◆ **Material**
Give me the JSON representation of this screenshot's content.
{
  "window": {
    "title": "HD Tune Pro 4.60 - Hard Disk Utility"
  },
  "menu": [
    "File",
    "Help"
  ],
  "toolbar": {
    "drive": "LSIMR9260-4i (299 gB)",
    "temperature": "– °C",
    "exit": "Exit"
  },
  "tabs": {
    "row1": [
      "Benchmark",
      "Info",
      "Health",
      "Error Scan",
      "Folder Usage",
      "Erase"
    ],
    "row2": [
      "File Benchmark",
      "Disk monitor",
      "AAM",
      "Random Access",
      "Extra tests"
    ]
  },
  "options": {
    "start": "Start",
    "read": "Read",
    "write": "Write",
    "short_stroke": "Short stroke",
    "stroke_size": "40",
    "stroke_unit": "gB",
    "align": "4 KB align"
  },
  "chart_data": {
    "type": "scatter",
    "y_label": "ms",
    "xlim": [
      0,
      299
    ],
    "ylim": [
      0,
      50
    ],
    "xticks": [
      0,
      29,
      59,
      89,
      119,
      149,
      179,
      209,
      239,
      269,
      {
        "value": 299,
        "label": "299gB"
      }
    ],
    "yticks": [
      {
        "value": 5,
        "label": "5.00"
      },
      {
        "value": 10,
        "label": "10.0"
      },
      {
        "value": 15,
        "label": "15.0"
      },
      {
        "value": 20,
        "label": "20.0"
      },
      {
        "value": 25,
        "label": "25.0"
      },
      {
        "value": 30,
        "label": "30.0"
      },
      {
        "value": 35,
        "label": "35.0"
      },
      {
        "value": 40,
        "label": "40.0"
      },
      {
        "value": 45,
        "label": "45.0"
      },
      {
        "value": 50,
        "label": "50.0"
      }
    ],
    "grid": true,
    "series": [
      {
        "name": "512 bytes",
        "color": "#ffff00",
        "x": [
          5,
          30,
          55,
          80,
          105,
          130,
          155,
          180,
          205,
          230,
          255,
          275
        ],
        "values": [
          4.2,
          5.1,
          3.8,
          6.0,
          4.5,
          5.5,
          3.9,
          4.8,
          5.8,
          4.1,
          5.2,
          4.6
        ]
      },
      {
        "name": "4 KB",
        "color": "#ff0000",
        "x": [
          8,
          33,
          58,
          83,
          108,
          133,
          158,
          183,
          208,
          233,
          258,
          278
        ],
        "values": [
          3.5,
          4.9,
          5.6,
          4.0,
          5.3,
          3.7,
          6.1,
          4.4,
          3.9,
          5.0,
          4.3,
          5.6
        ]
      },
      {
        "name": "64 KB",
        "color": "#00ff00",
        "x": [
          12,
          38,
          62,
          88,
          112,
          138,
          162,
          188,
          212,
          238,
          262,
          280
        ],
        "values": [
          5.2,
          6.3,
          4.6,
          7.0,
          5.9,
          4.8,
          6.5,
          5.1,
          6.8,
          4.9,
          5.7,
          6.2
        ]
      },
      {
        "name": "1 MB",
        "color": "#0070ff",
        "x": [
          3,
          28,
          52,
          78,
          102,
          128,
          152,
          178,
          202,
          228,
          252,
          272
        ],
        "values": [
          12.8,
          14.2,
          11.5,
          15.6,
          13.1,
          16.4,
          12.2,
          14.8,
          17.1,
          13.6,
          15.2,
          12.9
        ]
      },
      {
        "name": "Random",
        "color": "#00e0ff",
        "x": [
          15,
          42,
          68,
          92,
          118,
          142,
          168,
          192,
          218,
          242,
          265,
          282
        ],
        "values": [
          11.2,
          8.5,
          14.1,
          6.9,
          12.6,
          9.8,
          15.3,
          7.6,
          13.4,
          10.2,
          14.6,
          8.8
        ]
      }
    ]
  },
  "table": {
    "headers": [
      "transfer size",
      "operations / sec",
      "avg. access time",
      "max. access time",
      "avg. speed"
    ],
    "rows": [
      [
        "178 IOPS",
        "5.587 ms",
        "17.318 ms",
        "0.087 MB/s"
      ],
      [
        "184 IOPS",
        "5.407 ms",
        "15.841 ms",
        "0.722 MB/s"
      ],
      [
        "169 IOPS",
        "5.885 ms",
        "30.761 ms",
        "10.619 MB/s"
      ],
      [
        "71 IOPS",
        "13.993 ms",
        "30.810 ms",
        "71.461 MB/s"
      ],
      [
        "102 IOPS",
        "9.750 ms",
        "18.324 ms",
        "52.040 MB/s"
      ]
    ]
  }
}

◆ **Short exercise**
Filter out every line that lacks the word "color", and copy the rest.

◆ **Full answer**
        "color": "#ffff00",
        "color": "#ff0000",
        "color": "#00ff00",
        "color": "#0070ff",
        "color": "#00e0ff",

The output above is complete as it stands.